▸ TASK DIRECTIONS
Take each line containing "JSON" and report it exactly as written.
═══ LISTED RECORDS
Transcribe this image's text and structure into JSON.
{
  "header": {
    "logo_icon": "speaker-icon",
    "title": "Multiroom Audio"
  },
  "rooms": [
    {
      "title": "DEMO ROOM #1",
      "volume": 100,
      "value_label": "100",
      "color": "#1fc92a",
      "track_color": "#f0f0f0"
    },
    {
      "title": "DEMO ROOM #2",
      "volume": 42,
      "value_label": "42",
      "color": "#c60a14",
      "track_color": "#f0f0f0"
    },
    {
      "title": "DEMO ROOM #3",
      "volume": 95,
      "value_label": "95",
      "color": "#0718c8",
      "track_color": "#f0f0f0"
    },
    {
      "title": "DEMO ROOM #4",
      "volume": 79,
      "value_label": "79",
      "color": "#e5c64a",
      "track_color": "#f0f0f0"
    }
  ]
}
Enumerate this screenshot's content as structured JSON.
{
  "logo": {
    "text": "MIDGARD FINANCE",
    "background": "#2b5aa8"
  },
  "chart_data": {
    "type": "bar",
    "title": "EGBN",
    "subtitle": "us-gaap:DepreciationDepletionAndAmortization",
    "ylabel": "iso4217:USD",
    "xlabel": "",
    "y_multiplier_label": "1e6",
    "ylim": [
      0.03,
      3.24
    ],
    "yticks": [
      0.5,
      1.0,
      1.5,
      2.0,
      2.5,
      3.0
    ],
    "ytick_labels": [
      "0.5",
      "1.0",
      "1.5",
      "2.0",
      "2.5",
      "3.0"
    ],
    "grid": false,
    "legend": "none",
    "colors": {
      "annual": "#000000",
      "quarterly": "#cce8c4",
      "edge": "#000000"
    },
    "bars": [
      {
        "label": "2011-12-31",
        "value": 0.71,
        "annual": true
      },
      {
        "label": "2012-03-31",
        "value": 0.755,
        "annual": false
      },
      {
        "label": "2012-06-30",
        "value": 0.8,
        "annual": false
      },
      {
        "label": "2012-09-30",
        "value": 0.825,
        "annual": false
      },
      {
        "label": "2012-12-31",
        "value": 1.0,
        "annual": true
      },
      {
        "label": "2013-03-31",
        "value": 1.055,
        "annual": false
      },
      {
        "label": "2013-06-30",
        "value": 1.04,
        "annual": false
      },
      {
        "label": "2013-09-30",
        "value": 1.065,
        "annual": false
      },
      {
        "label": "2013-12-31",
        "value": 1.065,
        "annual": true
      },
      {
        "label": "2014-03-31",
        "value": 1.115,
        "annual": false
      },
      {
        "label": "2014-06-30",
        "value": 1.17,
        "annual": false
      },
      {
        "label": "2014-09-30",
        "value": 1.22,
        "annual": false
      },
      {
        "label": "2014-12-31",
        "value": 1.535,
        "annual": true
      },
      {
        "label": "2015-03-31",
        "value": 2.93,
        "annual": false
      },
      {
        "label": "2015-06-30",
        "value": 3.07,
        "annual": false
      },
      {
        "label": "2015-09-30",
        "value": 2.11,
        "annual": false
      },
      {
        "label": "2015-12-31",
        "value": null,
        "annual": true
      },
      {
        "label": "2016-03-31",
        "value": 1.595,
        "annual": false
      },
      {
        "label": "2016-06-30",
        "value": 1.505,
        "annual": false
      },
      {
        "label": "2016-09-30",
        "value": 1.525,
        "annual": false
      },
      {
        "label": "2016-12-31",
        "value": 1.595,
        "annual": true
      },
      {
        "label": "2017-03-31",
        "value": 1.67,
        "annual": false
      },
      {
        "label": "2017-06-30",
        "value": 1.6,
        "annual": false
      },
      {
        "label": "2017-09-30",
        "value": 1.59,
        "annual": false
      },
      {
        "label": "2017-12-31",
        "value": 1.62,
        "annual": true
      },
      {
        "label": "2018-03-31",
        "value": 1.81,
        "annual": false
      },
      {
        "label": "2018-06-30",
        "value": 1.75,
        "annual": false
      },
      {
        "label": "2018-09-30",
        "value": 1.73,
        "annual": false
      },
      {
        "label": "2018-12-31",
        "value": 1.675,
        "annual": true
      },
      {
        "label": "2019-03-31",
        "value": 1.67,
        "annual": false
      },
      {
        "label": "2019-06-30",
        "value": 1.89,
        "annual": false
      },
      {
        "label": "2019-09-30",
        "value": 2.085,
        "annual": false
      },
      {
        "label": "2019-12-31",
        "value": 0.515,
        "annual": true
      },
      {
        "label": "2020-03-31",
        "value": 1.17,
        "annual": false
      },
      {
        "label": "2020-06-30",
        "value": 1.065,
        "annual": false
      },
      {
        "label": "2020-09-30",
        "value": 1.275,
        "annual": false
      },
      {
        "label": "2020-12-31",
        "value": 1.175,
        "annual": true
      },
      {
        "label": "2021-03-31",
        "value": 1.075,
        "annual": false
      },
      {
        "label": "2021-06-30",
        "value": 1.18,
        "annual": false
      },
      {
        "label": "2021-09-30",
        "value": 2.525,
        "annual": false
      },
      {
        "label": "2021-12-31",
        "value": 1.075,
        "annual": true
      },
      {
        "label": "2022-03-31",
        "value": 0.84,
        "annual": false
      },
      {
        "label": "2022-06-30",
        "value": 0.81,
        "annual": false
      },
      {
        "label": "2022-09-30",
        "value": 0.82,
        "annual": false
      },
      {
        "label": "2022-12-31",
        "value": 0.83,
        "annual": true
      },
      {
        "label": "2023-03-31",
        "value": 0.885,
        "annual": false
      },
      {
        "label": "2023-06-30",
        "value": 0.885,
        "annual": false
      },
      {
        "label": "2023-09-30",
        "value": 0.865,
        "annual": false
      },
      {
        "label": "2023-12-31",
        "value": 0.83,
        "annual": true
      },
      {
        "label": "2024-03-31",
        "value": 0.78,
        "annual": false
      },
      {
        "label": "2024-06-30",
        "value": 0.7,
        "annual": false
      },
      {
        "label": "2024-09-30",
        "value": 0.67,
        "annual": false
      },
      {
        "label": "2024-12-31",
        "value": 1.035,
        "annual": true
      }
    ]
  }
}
══════
▸ SOLVED PROBLEM
Transcribe this image's text and structure into JSON.
Enumerate this screenshot's content as structured JSON.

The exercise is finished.